■ Task statement: Output every entry exactly as written.

☆ ☆ ☆ ☆ ☆

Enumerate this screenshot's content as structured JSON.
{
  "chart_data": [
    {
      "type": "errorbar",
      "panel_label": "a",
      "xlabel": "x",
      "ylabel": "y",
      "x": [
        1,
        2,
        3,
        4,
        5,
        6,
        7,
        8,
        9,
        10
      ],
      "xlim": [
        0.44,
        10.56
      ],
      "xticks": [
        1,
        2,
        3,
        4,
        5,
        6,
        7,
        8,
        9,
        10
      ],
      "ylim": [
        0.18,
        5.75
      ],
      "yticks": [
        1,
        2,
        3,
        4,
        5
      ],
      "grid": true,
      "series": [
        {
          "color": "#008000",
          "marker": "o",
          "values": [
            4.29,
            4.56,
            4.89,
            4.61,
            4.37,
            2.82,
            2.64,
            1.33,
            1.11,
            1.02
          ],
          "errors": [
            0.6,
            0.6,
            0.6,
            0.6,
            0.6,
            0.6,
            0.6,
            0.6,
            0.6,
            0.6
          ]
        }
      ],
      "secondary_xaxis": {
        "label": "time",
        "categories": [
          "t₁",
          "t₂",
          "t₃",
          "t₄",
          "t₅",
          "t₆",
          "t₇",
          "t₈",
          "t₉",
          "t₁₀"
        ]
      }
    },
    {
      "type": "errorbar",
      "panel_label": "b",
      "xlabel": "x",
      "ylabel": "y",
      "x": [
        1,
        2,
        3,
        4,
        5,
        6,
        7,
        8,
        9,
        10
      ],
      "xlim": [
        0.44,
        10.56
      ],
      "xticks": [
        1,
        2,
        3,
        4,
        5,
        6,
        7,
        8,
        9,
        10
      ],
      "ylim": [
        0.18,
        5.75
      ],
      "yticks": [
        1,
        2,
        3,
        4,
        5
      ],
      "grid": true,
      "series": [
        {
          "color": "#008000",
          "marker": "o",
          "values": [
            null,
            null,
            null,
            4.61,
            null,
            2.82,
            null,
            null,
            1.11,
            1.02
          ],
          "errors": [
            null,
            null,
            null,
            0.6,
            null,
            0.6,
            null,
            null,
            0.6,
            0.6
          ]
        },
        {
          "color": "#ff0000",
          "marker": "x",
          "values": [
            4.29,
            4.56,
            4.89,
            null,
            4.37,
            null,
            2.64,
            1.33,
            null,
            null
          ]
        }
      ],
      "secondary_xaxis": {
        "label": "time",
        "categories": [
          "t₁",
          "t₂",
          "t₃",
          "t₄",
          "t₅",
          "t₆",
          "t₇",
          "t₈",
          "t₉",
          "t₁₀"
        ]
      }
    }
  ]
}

☆ ☆ ☆ ☆ ☆

■ Written response:
Enumerate this screenshot's content as structured JSON.
{
  "chart_data": [
    {
      "type": "errorbar",
      "panel_label": "a",
      "xlabel": "x",
      "ylabel": "y",
      "x": [
        1,
        2,
        3,
        4,
        5,
        6,
        7,
        8,
        9,
        10
      ],
      "xlim": [
        0.44,
        10.56
      ],
      "xticks": [
        1,
        2,
        3,
        4,
        5,
        6,
        7,
        8,
        9,
        10
      ],
      "ylim": [
        0.18,
        5.75
      ],
      "yticks": [
        1,
        2,
        3,
        4,
        5
      ],
      "grid": true,
      "series": [
        {
          "color": "#008000",
          "marker": "o",
          "values": [
            4.29,
            4.56,
            4.89,
            4.61,
            4.37,
            2.82,
            2.64,
            1.33,
            1.11,
            1.02
          ],
          "errors": [
            0.6,
            0.6,
            0.6,
            0.6,
            0.6,
            0.6,
            0.6,
            0.6,
            0.6,
            0.6
          ]
        }
      ],
      "secondary_xaxis": {
        "label": "time",
        "categories": [
          "t₁",
          "t₂",
          "t₃",
          "t₄",
          "t₅",
          "t₆",
          "t₇",
          "t₈",
          "t₉",
          "t₁₀"
        ]
      }
    },
    {
      "type": "errorbar",
      "panel_label": "b",
      "xlabel": "x",
      "ylabel": "y",
      "x": [
        1,
        2,
        3,
        4,
        5,
        6,
        7,
        8,
        9,
        10
      ],
      "xlim": [
        0.44,
        10.56
      ],
      "xticks": [
        1,
        2,
        3,
        4,
        5,
        6,
        7,
        8,
        9,
        10
      ],
      "ylim": [
        0.18,
        5.75
      ],
      "yticks": [
        1,
        2,
        3,
        4,
        5
      ],
      "grid": true,
      "series": [
        {
          "color": "#008000",
          "marker": "o",
          "values": [
            null,
            null,
            null,
            4.61,
            null,
            2.82,
            null,
            null,
            1.11,
            1.02
          ],
          "errors": [
            null,
            null,
            null,
            0.6,
            null,
            0.6,
            null,
            null,
            0.6,
            0.6
          ]
        },
        {
          "color": "#ff0000",
          "marker": "x",
          "values": [
            4.29,
            4.56,
            4.89,
            null,
            4.37,
            null,
            2.64,
            1.33,
            null,
            null
          ]
        }
      ],
      "secondary_xaxis": {
        "label": "time",
        "categories": [
          "t₁",
          "t₂",
          "t₃",
          "t₄",
          "t₅",
          "t₆",
          "t₇",
          "t₈",
          "t₉",
          "t₁₀"
        ]
      }
    }
  ]
}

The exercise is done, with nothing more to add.